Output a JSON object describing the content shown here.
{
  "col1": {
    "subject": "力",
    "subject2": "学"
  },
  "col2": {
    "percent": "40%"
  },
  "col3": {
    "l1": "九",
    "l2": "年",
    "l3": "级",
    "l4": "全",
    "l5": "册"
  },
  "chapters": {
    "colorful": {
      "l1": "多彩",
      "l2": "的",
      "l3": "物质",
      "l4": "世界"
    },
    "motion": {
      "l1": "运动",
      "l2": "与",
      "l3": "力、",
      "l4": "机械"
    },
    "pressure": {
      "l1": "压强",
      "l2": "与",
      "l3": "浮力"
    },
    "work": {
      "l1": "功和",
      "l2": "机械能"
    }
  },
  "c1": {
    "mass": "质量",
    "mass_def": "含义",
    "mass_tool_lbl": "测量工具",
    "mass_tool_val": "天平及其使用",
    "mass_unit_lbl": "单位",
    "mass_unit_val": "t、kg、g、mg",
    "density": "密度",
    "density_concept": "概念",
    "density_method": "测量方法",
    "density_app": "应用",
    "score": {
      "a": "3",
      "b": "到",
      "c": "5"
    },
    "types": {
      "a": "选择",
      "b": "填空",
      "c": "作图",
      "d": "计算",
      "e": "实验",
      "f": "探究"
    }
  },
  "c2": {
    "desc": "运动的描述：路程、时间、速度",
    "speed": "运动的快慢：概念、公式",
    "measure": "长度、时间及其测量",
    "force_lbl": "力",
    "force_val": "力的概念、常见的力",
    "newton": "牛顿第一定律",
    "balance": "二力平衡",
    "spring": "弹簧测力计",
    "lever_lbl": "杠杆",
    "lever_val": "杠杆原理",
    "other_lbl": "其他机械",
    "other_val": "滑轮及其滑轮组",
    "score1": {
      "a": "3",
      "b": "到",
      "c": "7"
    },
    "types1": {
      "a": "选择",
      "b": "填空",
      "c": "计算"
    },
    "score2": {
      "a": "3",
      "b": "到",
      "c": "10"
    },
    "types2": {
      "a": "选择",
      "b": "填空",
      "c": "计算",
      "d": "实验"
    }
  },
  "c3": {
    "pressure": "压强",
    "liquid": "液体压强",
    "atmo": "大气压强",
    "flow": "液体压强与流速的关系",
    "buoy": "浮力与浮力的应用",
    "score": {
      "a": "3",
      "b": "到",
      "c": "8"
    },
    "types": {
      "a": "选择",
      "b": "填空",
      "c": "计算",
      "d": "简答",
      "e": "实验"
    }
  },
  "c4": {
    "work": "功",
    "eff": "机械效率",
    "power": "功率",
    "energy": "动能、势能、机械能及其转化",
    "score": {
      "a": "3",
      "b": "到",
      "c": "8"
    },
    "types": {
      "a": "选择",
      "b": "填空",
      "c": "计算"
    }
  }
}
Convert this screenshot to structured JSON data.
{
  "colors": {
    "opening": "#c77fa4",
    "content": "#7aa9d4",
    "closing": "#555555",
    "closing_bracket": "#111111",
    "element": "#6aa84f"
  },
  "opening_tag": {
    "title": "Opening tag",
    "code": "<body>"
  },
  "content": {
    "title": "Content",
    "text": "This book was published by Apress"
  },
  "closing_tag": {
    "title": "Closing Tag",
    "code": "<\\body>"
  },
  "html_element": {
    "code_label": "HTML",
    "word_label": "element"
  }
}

* [TASK STATEMENT] Every entry must be output again, exactly as written above.

* [ANSWER FOR THIS EXERCISE]
Output a JSON object describing the content shown here.
{
  "col1": {
    "subject": "力",
    "subject2": "学"
  },
  "col2": {
    "percent": "40%"
  },
  "col3": {
    "l1": "九",
    "l2": "年",
    "l3": "级",
    "l4": "全",
    "l5": "册"
  },
  "chapters": {
    "colorful": {
      "l1": "多彩",
      "l2": "的",
      "l3": "物质",
      "l4": "世界"
    },
    "motion": {
      "l1": "运动",
      "l2": "与",
      "l3": "力、",
      "l4": "机械"
    },
    "pressure": {
      "l1": "压强",
      "l2": "与",
      "l3": "浮力"
    },
    "work": {
      "l1": "功和",
      "l2": "机械能"
    }
  },
  "c1": {
    "mass": "质量",
    "mass_def": "含义",
    "mass_tool_lbl": "测量工具",
    "mass_tool_val": "天平及其使用",
    "mass_unit_lbl": "单位",
    "mass_unit_val": "t、kg、g、mg",
    "density": "密度",
    "density_concept": "概念",
    "density_method": "测量方法",
    "density_app": "应用",
    "score": {
      "a": "3",
      "b": "到",
      "c": "5"
    },
    "types": {
      "a": "选择",
      "b": "填空",
      "c": "作图",
      "d": "计算",
      "e": "实验",
      "f": "探究"
    }
  },
  "c2": {
    "desc": "运动的描述：路程、时间、速度",
    "speed": "运动的快慢：概念、公式",
    "measure": "长度、时间及其测量",
    "force_lbl": "力",
    "force_val": "力的概念、常见的力",
    "newton": "牛顿第一定律",
    "balance": "二力平衡",
    "spring": "弹簧测力计",
    "lever_lbl": "杠杆",
    "lever_val": "杠杆原理",
    "other_lbl": "其他机械",
    "other_val": "滑轮及其滑轮组",
    "score1": {
      "a": "3",
      "b": "到",
      "c": "7"
    },
    "types1": {
      "a": "选择",
      "b": "填空",
      "c": "计算"
    },
    "score2": {
      "a": "3",
      "b": "到",
      "c": "10"
    },
    "types2": {
      "a": "选择",
      "b": "填空",
      "c": "计算",
      "d": "实验"
    }
  },
  "c3": {
    "pressure": "压强",
    "liquid": "液体压强",
    "atmo": "大气压强",
    "flow": "液体压强与流速的关系",
    "buoy": "浮力与浮力的应用",
    "score": {
      "a": "3",
      "b": "到",
      "c": "8"
    },
    "types": {
      "a": "选择",
      "b": "填空",
      "c": "计算",
      "d": "简答",
      "e": "实验"
    }
  },
  "c4": {
    "work": "功",
    "eff": "机械效率",
    "power": "功率",
    "energy": "动能、势能、机械能及其转化",
    "score": {
      "a": "3",
      "b": "到",
      "c": "8"
    },
    "types": {
      "a": "选择",
      "b": "填空",
      "c": "计算"
    }
  }
}
Convert this screenshot to structured JSON data.
{
  "colors": {
    "opening": "#c77fa4",
    "content": "#7aa9d4",
    "closing": "#555555",
    "closing_bracket": "#111111",
    "element": "#6aa84f"
  },
  "opening_tag": {
    "title": "Opening tag",
    "code": "<body>"
  },
  "content": {
    "title": "Content",
    "text": "This book was published by Apress"
  },
  "closing_tag": {
    "title": "Closing Tag",
    "code": "<\\body>"
  },
  "html_element": {
    "code_label": "HTML",
    "word_label": "element"
  }
}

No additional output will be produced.